Exercise objective:
Please give the count of lines holding the string "true" and nothing besides.

(Entries from a dataset)
┏━━

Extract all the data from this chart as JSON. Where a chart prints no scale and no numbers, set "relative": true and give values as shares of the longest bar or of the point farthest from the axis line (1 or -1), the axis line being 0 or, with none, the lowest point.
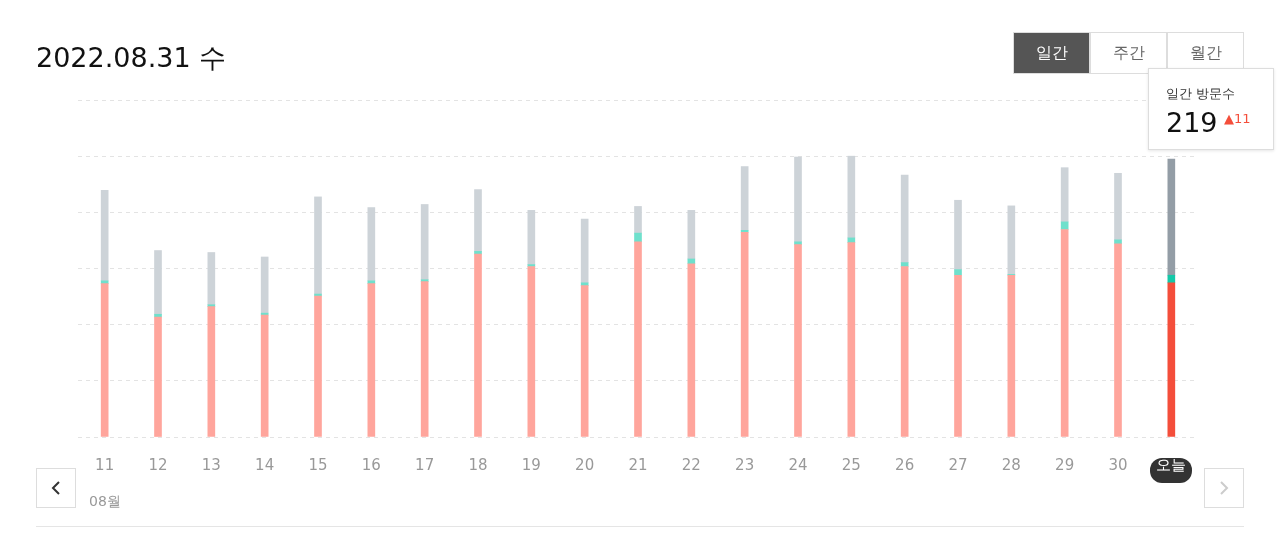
{
  "chart_data": {
    "type": "bar",
    "title": "2022.08.31 수",
    "stacked": true,
    "relative": true,
    "grid": "y",
    "legend": false,
    "categories": [
      "11",
      "12",
      "13",
      "14",
      "15",
      "16",
      "17",
      "18",
      "19",
      "20",
      "21",
      "22",
      "23",
      "24",
      "25",
      "26",
      "27",
      "28",
      "29",
      "30",
      "오늘"
    ],
    "series": [
      {
        "colors": [
          "#ffa59c",
          "#ffa59c",
          "#ffa59c",
          "#ffa59c",
          "#ffa59c",
          "#ffa59c",
          "#ffa59c",
          "#ffa59c",
          "#ffa59c",
          "#ffa59c",
          "#ffa59c",
          "#ffa59c",
          "#ffa59c",
          "#ffa59c",
          "#ffa59c",
          "#ffa59c",
          "#ffa59c",
          "#ffa59c",
          "#ffa59c",
          "#ffa59c",
          "#f44e3b"
        ],
        "values": [
          0.546,
          0.427,
          0.464,
          0.434,
          0.502,
          0.546,
          0.553,
          0.651,
          0.607,
          0.539,
          0.695,
          0.617,
          0.729,
          0.685,
          0.692,
          0.607,
          0.576,
          0.576,
          0.739,
          0.688,
          0.549
        ]
      },
      {
        "colors": [
          "#6fe0cc",
          "#6fe0cc",
          "#6fe0cc",
          "#6fe0cc",
          "#6fe0cc",
          "#6fe0cc",
          "#6fe0cc",
          "#6fe0cc",
          "#6fe0cc",
          "#6fe0cc",
          "#6fe0cc",
          "#6fe0cc",
          "#6fe0cc",
          "#6fe0cc",
          "#6fe0cc",
          "#6fe0cc",
          "#6fe0cc",
          "#6fe0cc",
          "#6fe0cc",
          "#6fe0cc",
          "#14c8a8"
        ],
        "values": [
          0.01,
          0.01,
          0.007,
          0.007,
          0.007,
          0.01,
          0.007,
          0.01,
          0.007,
          0.01,
          0.031,
          0.017,
          0.007,
          0.01,
          0.017,
          0.014,
          0.02,
          0.003,
          0.027,
          0.014,
          0.027
        ]
      },
      {
        "colors": [
          "#cdd3d8",
          "#cdd3d8",
          "#cdd3d8",
          "#cdd3d8",
          "#cdd3d8",
          "#cdd3d8",
          "#cdd3d8",
          "#cdd3d8",
          "#cdd3d8",
          "#cdd3d8",
          "#cdd3d8",
          "#cdd3d8",
          "#cdd3d8",
          "#cdd3d8",
          "#cdd3d8",
          "#cdd3d8",
          "#cdd3d8",
          "#cdd3d8",
          "#cdd3d8",
          "#cdd3d8",
          "#939da6"
        ],
        "values": [
          0.322,
          0.227,
          0.186,
          0.2,
          0.346,
          0.261,
          0.268,
          0.22,
          0.193,
          0.227,
          0.095,
          0.173,
          0.227,
          0.302,
          0.291,
          0.312,
          0.247,
          0.244,
          0.193,
          0.237,
          0.414
        ]
      }
    ],
    "annotations": [
      "08월",
      "일간",
      "주간",
      "월간",
      "일간 방문수",
      "219",
      "▲11"
    ]
  }
}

┗━━

Exercise output:
3